─── DATASET EXTRACT
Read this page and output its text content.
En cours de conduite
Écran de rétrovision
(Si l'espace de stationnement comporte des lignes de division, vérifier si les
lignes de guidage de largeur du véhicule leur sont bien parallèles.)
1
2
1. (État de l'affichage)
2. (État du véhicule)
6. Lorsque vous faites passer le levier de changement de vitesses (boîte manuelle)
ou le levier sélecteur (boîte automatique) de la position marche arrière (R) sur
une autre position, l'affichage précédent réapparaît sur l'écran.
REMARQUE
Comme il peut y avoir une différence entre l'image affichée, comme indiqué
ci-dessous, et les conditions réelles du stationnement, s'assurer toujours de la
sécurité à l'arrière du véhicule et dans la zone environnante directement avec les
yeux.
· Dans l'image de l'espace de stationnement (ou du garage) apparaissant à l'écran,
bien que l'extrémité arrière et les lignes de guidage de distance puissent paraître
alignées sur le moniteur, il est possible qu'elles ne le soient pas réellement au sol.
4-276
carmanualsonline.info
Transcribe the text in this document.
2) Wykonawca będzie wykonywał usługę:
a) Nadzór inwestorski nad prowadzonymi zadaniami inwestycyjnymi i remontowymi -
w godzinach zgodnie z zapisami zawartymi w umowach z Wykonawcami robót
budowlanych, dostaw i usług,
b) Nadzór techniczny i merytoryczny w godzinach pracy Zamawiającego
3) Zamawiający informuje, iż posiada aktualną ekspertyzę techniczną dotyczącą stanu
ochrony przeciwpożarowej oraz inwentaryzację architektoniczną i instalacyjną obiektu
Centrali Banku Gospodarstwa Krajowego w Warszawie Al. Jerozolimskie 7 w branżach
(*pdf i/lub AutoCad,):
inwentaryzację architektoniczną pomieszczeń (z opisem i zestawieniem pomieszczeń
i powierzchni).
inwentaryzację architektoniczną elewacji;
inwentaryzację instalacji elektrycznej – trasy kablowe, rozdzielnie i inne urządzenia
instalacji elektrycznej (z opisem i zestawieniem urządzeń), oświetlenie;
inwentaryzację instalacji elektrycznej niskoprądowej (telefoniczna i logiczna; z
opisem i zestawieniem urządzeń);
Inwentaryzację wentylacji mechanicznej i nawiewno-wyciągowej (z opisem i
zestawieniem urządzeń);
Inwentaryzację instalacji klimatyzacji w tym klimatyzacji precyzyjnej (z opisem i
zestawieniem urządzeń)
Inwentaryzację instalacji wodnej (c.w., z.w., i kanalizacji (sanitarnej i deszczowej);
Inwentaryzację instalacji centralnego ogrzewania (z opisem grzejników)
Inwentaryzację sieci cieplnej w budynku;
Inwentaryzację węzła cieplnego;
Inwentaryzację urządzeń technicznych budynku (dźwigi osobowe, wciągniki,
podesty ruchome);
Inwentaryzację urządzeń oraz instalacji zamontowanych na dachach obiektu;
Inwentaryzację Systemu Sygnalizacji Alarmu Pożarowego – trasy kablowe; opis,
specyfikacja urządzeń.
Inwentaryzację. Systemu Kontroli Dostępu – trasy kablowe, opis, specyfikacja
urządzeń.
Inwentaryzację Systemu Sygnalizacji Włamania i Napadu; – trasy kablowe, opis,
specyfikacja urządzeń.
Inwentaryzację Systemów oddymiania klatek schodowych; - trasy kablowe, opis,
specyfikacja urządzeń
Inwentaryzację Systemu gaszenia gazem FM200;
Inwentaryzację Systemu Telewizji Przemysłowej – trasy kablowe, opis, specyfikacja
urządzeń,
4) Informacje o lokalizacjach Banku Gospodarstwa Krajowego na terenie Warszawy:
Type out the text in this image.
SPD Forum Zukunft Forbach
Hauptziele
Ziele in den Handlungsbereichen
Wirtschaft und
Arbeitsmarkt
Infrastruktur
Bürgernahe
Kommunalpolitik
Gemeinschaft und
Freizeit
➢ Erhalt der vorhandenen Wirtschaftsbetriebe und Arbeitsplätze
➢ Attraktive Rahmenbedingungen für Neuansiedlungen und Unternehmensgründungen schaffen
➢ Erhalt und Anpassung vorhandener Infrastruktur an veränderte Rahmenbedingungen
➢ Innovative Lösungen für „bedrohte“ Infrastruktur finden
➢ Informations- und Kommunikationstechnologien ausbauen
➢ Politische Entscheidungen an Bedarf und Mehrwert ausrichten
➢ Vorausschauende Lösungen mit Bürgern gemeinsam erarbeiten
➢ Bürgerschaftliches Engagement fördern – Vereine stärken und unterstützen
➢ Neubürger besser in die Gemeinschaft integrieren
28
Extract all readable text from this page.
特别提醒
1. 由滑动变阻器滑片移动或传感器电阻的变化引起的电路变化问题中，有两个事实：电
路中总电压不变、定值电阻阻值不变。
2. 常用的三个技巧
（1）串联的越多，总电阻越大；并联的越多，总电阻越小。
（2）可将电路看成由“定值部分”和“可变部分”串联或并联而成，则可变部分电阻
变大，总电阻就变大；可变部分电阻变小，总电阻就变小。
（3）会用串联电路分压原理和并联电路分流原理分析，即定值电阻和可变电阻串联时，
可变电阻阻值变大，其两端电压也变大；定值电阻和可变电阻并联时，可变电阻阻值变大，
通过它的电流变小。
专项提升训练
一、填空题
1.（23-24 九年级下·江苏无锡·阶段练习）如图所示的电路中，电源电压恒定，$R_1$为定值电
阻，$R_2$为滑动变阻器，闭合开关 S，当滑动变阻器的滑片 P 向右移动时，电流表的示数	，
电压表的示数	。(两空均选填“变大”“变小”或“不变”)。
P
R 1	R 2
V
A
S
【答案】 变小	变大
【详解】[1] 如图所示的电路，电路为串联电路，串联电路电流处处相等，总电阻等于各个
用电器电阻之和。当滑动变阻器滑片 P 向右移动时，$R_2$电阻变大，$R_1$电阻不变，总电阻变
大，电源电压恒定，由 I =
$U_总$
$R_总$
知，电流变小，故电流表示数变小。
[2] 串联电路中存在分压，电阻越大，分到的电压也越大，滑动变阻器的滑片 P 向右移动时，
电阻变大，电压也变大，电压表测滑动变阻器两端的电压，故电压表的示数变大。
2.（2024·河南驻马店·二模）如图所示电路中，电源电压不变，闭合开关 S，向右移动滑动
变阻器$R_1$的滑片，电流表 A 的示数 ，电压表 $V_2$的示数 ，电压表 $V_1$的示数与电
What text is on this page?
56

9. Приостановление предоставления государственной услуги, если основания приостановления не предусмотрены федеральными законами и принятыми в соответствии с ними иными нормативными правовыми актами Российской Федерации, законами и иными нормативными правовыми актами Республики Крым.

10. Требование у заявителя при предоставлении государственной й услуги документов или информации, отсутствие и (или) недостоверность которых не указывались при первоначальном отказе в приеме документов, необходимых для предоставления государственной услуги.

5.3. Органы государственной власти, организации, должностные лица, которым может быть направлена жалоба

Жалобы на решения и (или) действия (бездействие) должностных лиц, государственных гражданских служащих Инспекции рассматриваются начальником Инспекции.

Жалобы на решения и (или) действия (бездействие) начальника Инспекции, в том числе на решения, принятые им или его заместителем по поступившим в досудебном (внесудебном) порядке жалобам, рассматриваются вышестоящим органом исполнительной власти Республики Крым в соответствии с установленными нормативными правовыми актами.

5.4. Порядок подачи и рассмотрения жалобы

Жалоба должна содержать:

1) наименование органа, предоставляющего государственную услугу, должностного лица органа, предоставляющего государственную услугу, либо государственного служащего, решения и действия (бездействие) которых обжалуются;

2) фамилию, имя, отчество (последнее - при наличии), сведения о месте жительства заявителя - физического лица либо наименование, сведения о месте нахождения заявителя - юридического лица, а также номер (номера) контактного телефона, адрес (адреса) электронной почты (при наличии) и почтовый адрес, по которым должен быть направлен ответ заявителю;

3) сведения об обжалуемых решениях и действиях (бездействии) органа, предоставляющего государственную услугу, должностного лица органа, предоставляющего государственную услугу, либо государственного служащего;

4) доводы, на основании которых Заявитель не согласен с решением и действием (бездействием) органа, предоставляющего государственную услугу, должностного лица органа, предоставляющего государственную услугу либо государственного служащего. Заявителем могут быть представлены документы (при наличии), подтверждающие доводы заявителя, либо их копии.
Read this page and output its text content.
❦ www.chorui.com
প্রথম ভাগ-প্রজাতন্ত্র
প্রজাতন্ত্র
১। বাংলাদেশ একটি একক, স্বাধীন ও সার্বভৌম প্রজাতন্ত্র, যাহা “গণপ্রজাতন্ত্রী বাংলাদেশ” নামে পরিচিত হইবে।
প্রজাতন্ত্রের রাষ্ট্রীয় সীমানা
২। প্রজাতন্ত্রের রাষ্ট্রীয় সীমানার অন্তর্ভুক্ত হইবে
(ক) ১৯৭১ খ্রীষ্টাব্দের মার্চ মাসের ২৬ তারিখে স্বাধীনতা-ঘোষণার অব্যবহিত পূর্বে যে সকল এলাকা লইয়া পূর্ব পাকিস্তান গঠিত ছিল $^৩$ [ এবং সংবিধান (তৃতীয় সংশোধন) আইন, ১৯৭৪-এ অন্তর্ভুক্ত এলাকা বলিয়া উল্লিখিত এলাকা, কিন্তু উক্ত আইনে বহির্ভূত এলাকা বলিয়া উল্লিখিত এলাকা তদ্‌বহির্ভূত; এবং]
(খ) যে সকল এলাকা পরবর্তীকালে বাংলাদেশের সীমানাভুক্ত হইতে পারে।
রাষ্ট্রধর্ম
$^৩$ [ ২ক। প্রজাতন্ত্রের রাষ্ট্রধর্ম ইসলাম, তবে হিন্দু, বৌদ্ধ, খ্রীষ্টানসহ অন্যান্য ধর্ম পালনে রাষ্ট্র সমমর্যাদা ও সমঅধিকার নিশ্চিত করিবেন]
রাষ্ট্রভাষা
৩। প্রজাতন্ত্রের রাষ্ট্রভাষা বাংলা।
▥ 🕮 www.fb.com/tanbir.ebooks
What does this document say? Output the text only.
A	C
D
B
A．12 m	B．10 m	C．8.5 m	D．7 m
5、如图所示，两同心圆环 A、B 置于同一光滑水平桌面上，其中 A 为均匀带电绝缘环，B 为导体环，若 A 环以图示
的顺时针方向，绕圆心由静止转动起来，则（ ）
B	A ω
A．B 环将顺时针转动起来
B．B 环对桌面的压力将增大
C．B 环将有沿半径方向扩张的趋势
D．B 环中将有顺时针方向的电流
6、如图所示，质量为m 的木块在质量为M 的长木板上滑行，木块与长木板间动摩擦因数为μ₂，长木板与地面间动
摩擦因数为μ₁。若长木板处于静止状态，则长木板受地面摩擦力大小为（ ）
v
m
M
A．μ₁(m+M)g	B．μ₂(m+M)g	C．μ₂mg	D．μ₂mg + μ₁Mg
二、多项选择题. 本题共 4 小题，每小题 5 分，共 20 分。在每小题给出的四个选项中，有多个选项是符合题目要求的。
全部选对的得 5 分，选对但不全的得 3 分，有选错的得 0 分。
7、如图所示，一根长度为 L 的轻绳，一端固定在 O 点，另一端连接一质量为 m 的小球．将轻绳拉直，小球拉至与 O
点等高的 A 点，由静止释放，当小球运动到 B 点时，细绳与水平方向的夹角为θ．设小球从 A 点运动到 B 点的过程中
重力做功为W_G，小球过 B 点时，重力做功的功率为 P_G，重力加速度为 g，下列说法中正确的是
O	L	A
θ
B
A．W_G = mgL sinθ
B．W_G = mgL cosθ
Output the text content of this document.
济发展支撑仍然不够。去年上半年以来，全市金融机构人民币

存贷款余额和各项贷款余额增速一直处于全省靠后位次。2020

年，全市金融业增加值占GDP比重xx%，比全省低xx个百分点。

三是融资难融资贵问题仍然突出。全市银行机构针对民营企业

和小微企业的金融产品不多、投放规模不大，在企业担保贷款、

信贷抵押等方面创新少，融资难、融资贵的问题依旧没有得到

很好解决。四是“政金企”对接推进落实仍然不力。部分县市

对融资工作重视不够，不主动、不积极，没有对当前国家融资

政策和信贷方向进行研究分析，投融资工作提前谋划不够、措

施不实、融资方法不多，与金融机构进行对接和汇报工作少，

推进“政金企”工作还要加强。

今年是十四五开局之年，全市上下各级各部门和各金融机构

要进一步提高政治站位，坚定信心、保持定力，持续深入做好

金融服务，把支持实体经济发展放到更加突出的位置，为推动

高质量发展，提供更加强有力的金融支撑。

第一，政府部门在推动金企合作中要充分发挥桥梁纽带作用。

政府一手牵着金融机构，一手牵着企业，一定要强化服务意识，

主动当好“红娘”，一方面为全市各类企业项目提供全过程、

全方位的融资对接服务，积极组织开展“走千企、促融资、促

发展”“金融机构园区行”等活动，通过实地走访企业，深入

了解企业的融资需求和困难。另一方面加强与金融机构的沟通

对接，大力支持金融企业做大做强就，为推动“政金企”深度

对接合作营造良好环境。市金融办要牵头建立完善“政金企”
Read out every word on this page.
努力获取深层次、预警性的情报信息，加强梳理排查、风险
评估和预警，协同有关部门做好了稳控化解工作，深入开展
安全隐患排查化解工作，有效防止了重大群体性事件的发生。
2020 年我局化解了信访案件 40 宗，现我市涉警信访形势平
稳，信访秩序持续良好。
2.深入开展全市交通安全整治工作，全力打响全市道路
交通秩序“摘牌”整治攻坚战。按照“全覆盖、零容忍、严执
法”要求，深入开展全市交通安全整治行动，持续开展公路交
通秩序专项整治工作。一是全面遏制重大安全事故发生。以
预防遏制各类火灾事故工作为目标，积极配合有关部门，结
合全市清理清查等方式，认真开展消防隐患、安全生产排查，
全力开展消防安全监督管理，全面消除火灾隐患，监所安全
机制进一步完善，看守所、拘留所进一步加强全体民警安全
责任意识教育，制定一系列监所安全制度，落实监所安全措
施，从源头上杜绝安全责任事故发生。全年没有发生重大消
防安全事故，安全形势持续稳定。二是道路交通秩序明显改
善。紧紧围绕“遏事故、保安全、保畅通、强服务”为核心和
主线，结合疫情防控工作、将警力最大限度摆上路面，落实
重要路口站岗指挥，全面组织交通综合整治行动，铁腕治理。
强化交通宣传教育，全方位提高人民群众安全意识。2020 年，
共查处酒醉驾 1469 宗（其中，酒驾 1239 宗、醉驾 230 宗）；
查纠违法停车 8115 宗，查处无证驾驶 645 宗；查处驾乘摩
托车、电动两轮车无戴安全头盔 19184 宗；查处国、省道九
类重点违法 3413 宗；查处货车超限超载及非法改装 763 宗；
──────
- _DO THIS_: Among the records above, find each line holding the string "image" and pull it out.

- _THE RESULT_:
Comme il peut y avoir une différence entre l'image affichée, comme indiqué
· Dans l'image de l'espace de stationnement (ou du garage) apparaissant à l'écran,
Type out the text in this image.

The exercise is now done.